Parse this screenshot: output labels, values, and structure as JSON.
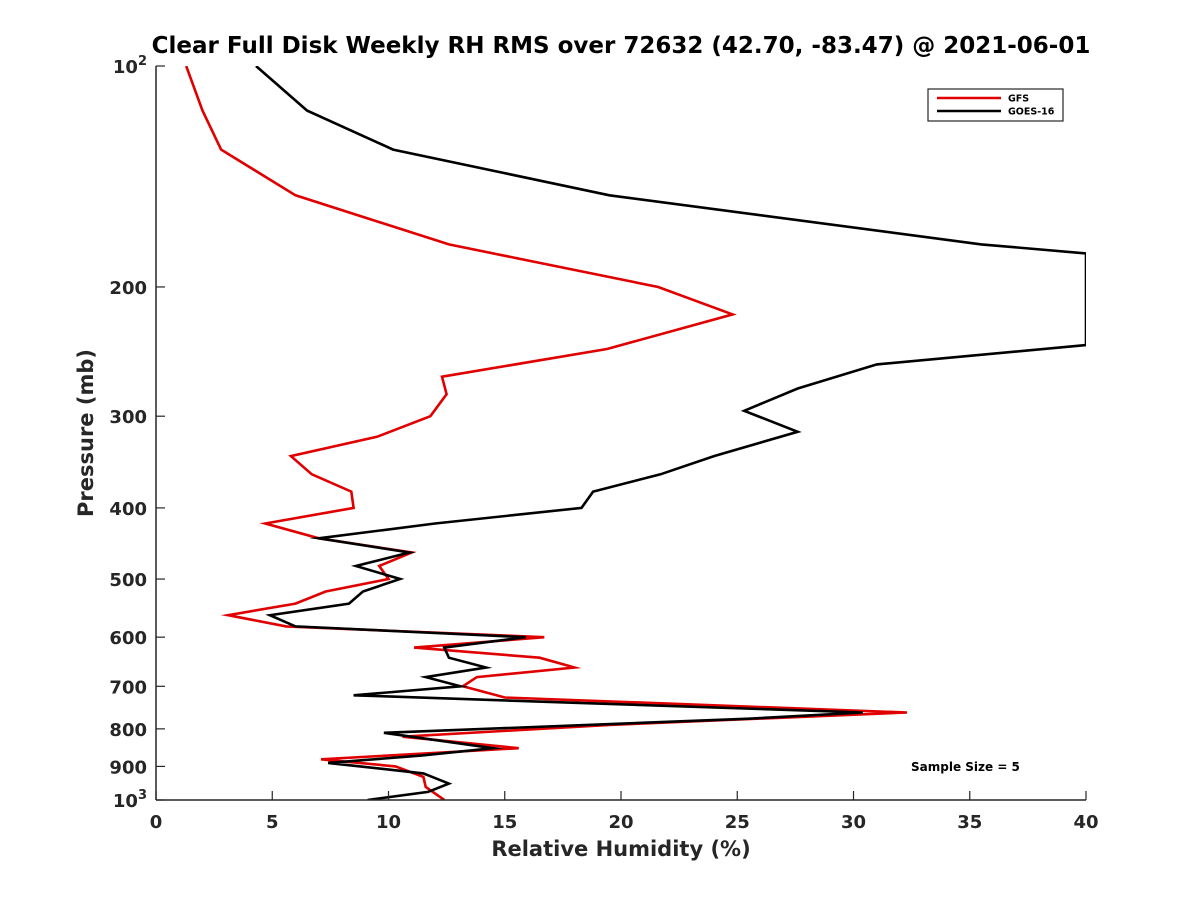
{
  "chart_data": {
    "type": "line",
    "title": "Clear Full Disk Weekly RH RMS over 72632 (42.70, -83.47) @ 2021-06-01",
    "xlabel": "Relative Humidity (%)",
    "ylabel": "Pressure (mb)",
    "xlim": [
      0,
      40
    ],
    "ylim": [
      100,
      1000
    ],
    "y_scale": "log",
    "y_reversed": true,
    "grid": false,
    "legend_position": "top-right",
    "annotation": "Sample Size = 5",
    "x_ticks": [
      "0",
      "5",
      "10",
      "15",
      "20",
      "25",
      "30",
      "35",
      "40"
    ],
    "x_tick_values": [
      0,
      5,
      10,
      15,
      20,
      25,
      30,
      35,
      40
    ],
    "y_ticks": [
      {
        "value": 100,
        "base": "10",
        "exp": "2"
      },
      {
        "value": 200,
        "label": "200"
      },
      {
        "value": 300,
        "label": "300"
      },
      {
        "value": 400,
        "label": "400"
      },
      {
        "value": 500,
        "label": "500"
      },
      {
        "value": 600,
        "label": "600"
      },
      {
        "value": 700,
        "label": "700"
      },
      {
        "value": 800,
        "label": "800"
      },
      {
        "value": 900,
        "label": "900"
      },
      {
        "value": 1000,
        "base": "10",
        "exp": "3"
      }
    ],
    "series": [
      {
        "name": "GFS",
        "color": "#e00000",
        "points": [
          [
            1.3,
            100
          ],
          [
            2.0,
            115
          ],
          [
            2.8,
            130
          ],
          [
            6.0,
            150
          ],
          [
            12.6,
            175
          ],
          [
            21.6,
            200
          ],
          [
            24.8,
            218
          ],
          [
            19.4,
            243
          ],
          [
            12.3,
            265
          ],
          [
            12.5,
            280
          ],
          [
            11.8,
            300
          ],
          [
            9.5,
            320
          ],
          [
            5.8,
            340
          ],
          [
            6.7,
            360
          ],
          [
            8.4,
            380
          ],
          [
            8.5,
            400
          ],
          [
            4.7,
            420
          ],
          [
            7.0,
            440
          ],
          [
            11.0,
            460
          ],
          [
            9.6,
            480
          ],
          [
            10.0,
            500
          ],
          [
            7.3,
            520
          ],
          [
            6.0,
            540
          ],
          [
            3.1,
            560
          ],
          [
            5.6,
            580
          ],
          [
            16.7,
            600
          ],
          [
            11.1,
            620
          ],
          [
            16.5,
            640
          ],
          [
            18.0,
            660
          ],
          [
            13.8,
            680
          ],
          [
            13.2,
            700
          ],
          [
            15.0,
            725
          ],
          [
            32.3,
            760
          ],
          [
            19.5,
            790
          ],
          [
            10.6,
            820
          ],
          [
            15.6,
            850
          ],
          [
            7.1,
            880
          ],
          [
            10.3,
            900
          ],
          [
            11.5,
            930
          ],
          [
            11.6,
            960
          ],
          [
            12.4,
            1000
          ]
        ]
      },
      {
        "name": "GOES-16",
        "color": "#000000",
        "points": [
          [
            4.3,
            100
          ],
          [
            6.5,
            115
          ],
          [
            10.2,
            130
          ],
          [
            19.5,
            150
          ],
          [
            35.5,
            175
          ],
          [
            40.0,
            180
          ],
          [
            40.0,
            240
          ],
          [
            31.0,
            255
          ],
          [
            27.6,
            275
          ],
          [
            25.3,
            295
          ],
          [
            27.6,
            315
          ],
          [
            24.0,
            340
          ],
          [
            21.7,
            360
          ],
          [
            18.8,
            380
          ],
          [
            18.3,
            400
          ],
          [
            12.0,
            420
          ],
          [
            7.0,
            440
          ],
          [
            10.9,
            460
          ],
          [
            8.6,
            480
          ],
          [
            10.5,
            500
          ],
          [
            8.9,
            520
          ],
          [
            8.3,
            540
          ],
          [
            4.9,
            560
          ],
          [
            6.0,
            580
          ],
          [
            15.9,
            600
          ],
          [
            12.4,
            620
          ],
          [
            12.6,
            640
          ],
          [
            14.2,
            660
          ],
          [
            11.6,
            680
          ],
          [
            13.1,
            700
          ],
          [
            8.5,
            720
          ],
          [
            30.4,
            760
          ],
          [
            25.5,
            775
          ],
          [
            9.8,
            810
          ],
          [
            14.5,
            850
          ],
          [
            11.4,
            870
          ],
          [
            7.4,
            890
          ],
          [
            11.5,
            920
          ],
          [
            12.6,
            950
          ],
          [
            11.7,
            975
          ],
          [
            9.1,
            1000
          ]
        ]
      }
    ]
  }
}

------------------------------------------------------------

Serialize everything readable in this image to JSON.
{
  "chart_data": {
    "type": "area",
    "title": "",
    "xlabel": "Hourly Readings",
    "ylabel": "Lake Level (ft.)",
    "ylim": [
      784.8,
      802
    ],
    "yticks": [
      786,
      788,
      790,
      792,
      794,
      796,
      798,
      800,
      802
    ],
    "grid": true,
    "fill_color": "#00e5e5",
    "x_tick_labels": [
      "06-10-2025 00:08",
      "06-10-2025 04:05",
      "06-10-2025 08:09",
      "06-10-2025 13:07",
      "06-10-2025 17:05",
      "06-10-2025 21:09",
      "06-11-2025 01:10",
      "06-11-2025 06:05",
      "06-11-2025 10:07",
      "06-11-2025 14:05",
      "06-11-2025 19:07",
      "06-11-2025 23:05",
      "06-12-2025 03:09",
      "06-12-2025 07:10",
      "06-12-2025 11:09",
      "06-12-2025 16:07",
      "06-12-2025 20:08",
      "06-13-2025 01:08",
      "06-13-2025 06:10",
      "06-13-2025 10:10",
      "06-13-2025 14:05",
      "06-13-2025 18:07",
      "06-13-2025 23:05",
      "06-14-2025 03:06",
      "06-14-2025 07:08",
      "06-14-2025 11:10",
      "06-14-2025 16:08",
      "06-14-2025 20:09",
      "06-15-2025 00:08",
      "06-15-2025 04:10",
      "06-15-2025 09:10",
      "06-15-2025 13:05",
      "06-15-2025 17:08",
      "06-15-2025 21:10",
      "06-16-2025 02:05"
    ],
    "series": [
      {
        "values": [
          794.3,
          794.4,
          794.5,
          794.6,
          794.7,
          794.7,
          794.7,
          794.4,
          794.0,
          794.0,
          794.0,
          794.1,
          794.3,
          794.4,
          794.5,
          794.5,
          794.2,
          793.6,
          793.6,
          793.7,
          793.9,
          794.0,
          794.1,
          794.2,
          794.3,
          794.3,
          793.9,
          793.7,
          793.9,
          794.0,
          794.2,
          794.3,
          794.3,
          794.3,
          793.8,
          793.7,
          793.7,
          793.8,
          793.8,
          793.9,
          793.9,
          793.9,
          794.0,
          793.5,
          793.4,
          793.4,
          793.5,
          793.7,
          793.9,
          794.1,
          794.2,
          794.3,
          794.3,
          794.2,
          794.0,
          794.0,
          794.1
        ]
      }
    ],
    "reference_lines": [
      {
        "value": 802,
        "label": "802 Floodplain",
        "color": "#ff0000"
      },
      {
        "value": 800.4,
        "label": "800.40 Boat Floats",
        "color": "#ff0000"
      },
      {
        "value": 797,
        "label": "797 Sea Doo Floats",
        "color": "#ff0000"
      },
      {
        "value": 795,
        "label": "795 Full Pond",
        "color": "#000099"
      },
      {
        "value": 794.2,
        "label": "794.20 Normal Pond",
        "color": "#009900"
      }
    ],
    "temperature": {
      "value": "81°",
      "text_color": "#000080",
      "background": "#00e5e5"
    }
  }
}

------------------------------------------------------------

| SHORT PROBLEM |
Wherever the word "JSON" occurs in a line of the listing, copy that line.

| THE RESULT |
Parse this screenshot: output labels, values, and structure as JSON.
Serialize everything readable in this image to JSON.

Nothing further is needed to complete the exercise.